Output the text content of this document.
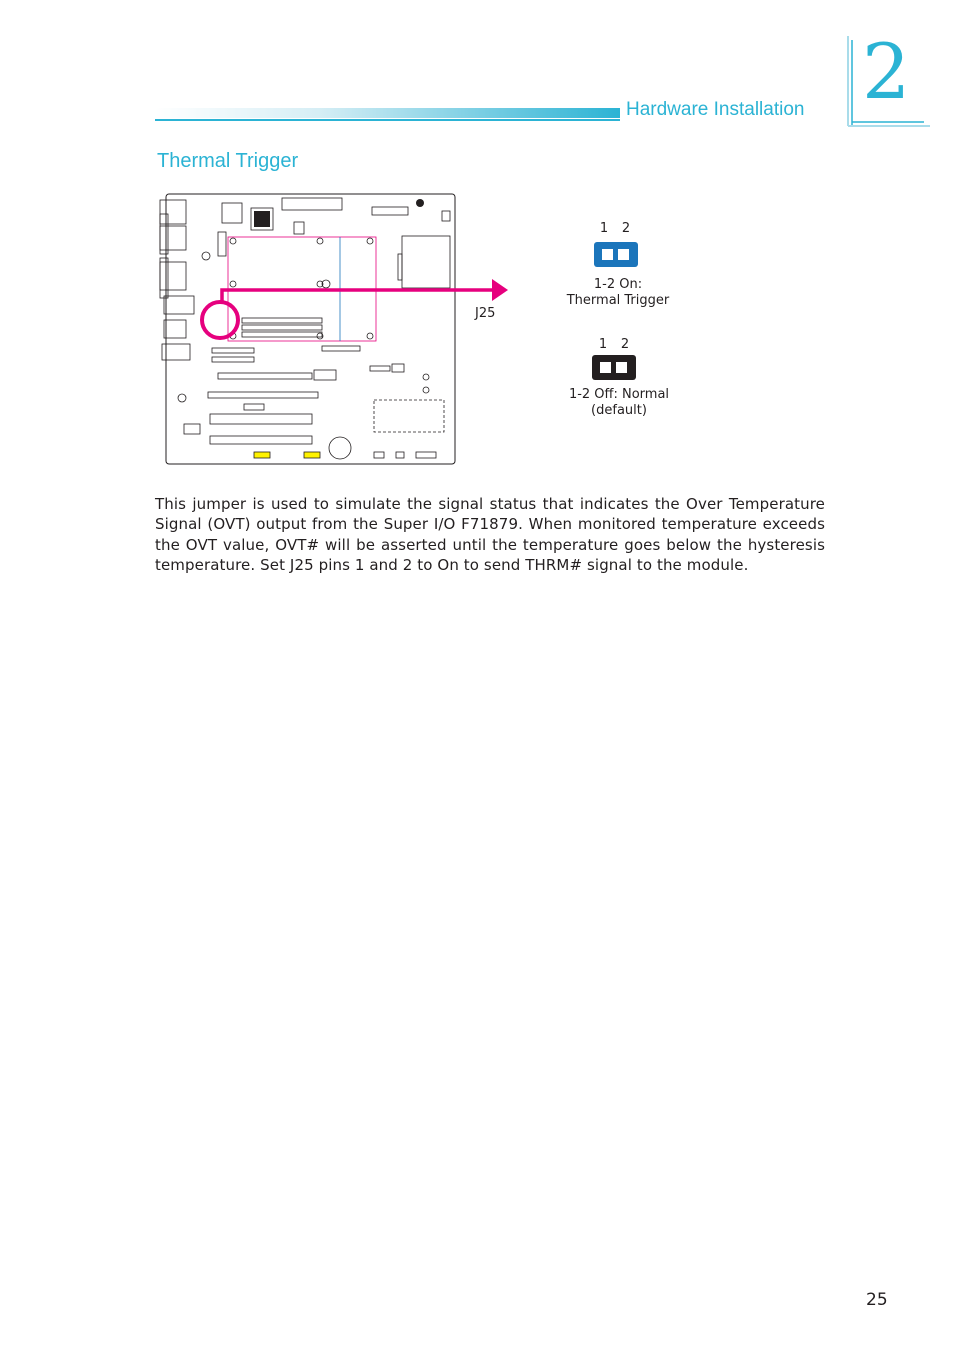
Hardware Installation 2
Thermal Trigger
J25
1 2
1-2 On:
Thermal Trigger
1 2
1-2 Off: Normal
(default)
This jumper is used to simulate the signal status that indicates the Over Temperature Signal (OVT) output from the Super I/O F71879. When monitored temperature exceeds the OVT value, OVT# will be asserted until the temperature goes below the hysteresis temperature. Set J25 pins 1 and 2 to On to send THRM# signal to the module.
25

•••••

* [SHORT EXERCISE]:
All records above are to be printed exactly, minus the pictures they contain.

* [ANSWER TO THE TASK]:
Output the text content of this document.
Hardware Installation 2
Thermal Trigger
J25
1 2
1-2 On:
Thermal Trigger
1 2
1-2 Off: Normal
(default)
This jumper is used to simulate the signal status that indicates the Over Temperature Signal (OVT) output from the Super I/O F71879. When monitored temperature exceeds the OVT value, OVT# will be asserted until the temperature goes below the hysteresis temperature. Set J25 pins 1 and 2 to On to send THRM# signal to the module.
25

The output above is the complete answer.